**Excerpts from a figure dataset**
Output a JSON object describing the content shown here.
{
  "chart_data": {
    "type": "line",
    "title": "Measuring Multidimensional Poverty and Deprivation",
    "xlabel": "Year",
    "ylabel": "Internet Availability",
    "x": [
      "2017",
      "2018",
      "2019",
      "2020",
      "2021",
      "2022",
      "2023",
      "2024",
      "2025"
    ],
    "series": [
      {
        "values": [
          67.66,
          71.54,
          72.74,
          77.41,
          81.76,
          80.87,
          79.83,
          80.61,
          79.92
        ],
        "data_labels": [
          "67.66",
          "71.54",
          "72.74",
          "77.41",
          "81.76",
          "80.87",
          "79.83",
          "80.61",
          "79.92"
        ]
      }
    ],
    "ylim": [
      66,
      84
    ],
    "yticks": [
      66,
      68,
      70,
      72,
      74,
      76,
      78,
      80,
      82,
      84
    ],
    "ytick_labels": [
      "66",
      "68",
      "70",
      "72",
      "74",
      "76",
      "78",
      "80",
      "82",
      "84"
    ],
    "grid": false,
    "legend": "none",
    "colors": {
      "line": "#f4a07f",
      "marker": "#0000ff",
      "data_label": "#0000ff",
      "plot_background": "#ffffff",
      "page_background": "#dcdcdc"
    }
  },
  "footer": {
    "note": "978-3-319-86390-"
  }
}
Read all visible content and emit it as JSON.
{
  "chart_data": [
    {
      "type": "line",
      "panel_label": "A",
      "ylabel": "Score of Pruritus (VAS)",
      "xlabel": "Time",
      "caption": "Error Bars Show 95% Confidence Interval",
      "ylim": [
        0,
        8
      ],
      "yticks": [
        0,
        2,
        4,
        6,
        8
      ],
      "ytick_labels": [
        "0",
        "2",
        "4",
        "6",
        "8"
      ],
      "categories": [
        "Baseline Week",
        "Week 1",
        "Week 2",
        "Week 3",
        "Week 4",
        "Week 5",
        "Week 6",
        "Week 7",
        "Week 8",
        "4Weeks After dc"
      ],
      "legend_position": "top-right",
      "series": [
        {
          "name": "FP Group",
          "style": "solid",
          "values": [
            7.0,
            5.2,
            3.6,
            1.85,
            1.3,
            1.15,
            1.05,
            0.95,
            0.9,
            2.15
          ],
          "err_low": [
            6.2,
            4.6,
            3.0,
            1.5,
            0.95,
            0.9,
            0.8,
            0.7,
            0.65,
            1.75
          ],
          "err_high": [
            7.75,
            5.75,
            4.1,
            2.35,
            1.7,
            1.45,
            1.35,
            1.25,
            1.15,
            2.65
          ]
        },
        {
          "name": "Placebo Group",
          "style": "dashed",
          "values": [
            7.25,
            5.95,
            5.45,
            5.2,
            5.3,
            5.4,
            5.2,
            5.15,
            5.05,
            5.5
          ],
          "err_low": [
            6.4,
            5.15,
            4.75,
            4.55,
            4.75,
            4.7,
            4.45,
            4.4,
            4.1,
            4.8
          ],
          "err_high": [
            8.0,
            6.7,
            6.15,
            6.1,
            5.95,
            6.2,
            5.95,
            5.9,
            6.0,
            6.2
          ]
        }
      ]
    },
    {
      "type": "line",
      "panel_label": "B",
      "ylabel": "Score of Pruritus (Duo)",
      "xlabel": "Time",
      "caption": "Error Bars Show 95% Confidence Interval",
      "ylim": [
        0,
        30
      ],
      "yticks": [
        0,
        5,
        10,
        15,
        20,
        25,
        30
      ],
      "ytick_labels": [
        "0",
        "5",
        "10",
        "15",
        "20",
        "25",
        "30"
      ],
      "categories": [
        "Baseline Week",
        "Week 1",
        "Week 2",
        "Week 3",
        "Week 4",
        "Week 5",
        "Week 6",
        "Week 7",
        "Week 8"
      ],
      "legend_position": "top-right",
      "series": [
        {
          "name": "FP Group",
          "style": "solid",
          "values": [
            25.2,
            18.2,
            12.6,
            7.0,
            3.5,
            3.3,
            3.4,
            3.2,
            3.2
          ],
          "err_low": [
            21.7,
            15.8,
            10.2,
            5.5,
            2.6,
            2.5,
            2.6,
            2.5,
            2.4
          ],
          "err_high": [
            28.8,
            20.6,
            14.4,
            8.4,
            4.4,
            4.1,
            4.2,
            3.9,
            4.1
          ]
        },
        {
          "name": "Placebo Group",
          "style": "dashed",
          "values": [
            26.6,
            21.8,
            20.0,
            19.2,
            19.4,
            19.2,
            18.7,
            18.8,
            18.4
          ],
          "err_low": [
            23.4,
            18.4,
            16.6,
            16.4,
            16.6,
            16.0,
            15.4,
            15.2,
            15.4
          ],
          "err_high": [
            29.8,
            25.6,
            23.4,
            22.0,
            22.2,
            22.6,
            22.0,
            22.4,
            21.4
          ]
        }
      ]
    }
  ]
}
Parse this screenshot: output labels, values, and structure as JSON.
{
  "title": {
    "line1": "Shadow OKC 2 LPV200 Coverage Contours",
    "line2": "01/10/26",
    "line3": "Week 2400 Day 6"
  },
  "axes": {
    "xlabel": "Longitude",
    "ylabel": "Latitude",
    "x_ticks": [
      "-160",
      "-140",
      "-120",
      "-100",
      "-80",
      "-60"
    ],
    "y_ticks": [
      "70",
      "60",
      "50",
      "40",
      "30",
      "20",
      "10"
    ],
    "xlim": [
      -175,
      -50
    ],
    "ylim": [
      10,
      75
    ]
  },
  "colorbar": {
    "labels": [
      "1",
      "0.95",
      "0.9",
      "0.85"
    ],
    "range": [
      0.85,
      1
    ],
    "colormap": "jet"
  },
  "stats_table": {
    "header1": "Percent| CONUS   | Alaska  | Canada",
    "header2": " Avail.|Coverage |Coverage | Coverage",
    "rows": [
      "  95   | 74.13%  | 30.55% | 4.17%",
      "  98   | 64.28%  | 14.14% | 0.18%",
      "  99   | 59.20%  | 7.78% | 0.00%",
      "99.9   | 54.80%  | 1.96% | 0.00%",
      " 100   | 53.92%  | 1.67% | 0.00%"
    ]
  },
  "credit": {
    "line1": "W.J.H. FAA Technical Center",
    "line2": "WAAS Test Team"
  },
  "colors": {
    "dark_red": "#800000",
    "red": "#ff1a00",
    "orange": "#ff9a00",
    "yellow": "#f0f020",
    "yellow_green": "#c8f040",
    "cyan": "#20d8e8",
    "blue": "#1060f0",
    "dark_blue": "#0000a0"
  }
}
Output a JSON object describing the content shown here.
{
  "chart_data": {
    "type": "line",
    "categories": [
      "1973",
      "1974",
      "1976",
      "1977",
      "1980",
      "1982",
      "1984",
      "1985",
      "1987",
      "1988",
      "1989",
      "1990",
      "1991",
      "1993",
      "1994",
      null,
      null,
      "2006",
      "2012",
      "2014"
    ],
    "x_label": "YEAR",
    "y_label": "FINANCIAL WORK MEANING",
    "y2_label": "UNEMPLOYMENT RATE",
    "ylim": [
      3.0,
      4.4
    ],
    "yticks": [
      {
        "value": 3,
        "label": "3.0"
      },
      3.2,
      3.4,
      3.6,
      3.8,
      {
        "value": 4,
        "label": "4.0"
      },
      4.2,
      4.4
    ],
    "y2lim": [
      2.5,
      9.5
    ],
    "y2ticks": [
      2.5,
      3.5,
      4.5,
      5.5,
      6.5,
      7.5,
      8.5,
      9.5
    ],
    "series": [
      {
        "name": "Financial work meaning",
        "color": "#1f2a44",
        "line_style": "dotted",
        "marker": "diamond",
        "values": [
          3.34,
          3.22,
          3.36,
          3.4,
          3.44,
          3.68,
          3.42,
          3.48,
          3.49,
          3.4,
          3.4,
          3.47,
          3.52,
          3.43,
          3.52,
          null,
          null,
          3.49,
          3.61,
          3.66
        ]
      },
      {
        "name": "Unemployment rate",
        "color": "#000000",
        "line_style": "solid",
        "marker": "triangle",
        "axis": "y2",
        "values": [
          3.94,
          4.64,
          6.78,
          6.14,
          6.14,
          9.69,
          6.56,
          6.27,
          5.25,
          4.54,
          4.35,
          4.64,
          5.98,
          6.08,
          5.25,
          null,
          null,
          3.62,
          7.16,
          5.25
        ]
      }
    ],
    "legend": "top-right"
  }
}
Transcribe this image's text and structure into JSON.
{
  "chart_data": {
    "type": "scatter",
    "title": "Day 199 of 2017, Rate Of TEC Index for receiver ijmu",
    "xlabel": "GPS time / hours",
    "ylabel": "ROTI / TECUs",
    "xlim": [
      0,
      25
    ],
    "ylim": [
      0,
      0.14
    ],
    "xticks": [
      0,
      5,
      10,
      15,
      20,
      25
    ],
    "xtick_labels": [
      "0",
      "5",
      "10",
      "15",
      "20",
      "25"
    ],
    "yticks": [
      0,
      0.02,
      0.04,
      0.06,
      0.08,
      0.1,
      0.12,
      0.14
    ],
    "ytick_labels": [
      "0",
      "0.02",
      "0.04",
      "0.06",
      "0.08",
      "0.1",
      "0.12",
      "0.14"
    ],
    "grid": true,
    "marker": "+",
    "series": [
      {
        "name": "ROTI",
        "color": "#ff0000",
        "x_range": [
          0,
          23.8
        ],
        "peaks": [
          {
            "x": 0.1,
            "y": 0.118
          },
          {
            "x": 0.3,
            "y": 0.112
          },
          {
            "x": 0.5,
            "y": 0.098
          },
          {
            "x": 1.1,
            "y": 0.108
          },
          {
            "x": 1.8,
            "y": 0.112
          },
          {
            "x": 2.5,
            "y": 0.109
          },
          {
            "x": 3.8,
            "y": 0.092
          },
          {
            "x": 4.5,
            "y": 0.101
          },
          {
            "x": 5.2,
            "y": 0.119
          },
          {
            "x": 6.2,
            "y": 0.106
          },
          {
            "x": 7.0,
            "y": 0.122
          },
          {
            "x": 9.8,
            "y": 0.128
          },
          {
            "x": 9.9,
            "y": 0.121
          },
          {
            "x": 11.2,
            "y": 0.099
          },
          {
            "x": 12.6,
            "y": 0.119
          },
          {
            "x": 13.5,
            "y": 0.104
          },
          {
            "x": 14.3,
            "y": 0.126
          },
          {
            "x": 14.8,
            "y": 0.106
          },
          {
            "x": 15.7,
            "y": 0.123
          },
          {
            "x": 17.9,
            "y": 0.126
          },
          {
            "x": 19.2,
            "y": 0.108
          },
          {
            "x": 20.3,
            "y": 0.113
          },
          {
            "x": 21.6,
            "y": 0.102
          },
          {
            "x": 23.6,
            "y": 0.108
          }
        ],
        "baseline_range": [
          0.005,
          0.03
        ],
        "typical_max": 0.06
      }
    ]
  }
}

**STATED EXERCISE**
Of the lines in the entries above, how many include "marker"? Only the number should be given.

**ANSWER TO THIS EXERCISE**
4